### Source data
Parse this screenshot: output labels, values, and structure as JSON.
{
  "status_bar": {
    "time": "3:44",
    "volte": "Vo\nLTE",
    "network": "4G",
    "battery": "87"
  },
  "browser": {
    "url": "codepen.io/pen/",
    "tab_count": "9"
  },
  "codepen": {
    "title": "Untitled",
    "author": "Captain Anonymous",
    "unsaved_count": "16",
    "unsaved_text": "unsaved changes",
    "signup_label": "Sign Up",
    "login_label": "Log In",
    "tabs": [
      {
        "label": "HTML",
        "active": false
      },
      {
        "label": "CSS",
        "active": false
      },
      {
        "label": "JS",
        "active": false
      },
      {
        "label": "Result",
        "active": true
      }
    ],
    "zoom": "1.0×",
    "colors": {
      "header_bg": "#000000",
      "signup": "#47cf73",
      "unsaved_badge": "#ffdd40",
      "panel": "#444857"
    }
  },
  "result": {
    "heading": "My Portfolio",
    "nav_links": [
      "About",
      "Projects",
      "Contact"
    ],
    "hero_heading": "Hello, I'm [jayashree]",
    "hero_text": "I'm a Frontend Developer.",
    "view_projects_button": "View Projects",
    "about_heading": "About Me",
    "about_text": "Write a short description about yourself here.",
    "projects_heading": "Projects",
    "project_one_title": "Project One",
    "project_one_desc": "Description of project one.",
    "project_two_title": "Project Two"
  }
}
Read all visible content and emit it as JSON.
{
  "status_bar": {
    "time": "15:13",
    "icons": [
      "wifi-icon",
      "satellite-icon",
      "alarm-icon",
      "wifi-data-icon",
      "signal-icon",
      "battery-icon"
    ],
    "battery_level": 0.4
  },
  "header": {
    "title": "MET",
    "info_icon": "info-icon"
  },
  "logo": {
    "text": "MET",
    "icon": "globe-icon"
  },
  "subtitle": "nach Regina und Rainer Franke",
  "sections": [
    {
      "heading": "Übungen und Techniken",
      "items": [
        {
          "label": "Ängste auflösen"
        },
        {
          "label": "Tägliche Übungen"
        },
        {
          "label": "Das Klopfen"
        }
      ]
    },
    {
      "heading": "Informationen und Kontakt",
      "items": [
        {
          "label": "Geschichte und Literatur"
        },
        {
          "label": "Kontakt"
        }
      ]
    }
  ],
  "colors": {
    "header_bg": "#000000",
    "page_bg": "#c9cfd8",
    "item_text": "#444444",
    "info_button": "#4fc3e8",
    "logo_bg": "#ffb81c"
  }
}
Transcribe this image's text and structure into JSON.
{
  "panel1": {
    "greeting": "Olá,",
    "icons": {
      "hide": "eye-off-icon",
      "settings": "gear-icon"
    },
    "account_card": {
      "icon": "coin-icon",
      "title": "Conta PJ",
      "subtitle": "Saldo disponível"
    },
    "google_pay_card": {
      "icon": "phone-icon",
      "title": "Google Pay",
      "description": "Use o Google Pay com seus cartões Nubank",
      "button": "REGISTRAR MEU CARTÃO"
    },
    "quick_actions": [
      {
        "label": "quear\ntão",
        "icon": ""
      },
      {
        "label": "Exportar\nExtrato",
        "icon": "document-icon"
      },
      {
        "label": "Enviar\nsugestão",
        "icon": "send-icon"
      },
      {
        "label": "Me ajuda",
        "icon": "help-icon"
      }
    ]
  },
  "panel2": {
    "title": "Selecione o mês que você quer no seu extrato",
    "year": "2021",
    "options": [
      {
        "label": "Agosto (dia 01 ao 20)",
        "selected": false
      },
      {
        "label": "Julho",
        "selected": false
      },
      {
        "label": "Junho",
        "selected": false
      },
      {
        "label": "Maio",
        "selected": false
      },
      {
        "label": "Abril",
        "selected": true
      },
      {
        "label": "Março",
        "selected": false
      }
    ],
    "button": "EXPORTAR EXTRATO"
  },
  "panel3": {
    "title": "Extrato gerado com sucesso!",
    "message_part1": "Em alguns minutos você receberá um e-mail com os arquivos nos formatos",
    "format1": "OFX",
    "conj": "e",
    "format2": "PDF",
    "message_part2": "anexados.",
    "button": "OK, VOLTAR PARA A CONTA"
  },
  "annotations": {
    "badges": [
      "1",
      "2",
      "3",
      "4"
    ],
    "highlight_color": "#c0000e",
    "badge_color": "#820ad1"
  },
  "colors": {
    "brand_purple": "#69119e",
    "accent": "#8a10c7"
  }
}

### Goal
Write out all of the records once more, exactly.

### Reply
Parse this screenshot: output labels, values, and structure as JSON.
{
  "status_bar": {
    "time": "3:44",
    "volte": "Vo\nLTE",
    "network": "4G",
    "battery": "87"
  },
  "browser": {
    "url": "codepen.io/pen/",
    "tab_count": "9"
  },
  "codepen": {
    "title": "Untitled",
    "author": "Captain Anonymous",
    "unsaved_count": "16",
    "unsaved_text": "unsaved changes",
    "signup_label": "Sign Up",
    "login_label": "Log In",
    "tabs": [
      {
        "label": "HTML",
        "active": false
      },
      {
        "label": "CSS",
        "active": false
      },
      {
        "label": "JS",
        "active": false
      },
      {
        "label": "Result",
        "active": true
      }
    ],
    "zoom": "1.0×",
    "colors": {
      "header_bg": "#000000",
      "signup": "#47cf73",
      "unsaved_badge": "#ffdd40",
      "panel": "#444857"
    }
  },
  "result": {
    "heading": "My Portfolio",
    "nav_links": [
      "About",
      "Projects",
      "Contact"
    ],
    "hero_heading": "Hello, I'm [jayashree]",
    "hero_text": "I'm a Frontend Developer.",
    "view_projects_button": "View Projects",
    "about_heading": "About Me",
    "about_text": "Write a short description about yourself here.",
    "projects_heading": "Projects",
    "project_one_title": "Project One",
    "project_one_desc": "Description of project one.",
    "project_two_title": "Project Two"
  }
}
Read all visible content and emit it as JSON.
{
  "status_bar": {
    "time": "15:13",
    "icons": [
      "wifi-icon",
      "satellite-icon",
      "alarm-icon",
      "wifi-data-icon",
      "signal-icon",
      "battery-icon"
    ],
    "battery_level": 0.4
  },
  "header": {
    "title": "MET",
    "info_icon": "info-icon"
  },
  "logo": {
    "text": "MET",
    "icon": "globe-icon"
  },
  "subtitle": "nach Regina und Rainer Franke",
  "sections": [
    {
      "heading": "Übungen und Techniken",
      "items": [
        {
          "label": "Ängste auflösen"
        },
        {
          "label": "Tägliche Übungen"
        },
        {
          "label": "Das Klopfen"
        }
      ]
    },
    {
      "heading": "Informationen und Kontakt",
      "items": [
        {
          "label": "Geschichte und Literatur"
        },
        {
          "label": "Kontakt"
        }
      ]
    }
  ],
  "colors": {
    "header_bg": "#000000",
    "page_bg": "#c9cfd8",
    "item_text": "#444444",
    "info_button": "#4fc3e8",
    "logo_bg": "#ffb81c"
  }
}
Transcribe this image's text and structure into JSON.
{
  "panel1": {
    "greeting": "Olá,",
    "icons": {
      "hide": "eye-off-icon",
      "settings": "gear-icon"
    },
    "account_card": {
      "icon": "coin-icon",
      "title": "Conta PJ",
      "subtitle": "Saldo disponível"
    },
    "google_pay_card": {
      "icon": "phone-icon",
      "title": "Google Pay",
      "description": "Use o Google Pay com seus cartões Nubank",
      "button": "REGISTRAR MEU CARTÃO"
    },
    "quick_actions": [
      {
        "label": "quear\ntão",
        "icon": ""
      },
      {
        "label": "Exportar\nExtrato",
        "icon": "document-icon"
      },
      {
        "label": "Enviar\nsugestão",
        "icon": "send-icon"
      },
      {
        "label": "Me ajuda",
        "icon": "help-icon"
      }
    ]
  },
  "panel2": {
    "title": "Selecione o mês que você quer no seu extrato",
    "year": "2021",
    "options": [
      {
        "label": "Agosto (dia 01 ao 20)",
        "selected": false
      },
      {
        "label": "Julho",
        "selected": false
      },
      {
        "label": "Junho",
        "selected": false
      },
      {
        "label": "Maio",
        "selected": false
      },
      {
        "label": "Abril",
        "selected": true
      },
      {
        "label": "Março",
        "selected": false
      }
    ],
    "button": "EXPORTAR EXTRATO"
  },
  "panel3": {
    "title": "Extrato gerado com sucesso!",
    "message_part1": "Em alguns minutos você receberá um e-mail com os arquivos nos formatos",
    "format1": "OFX",
    "conj": "e",
    "format2": "PDF",
    "message_part2": "anexados.",
    "button": "OK, VOLTAR PARA A CONTA"
  },
  "annotations": {
    "badges": [
      "1",
      "2",
      "3",
      "4"
    ],
    "highlight_color": "#c0000e",
    "badge_color": "#820ad1"
  },
  "colors": {
    "brand_purple": "#69119e",
    "accent": "#8a10c7"
  }
}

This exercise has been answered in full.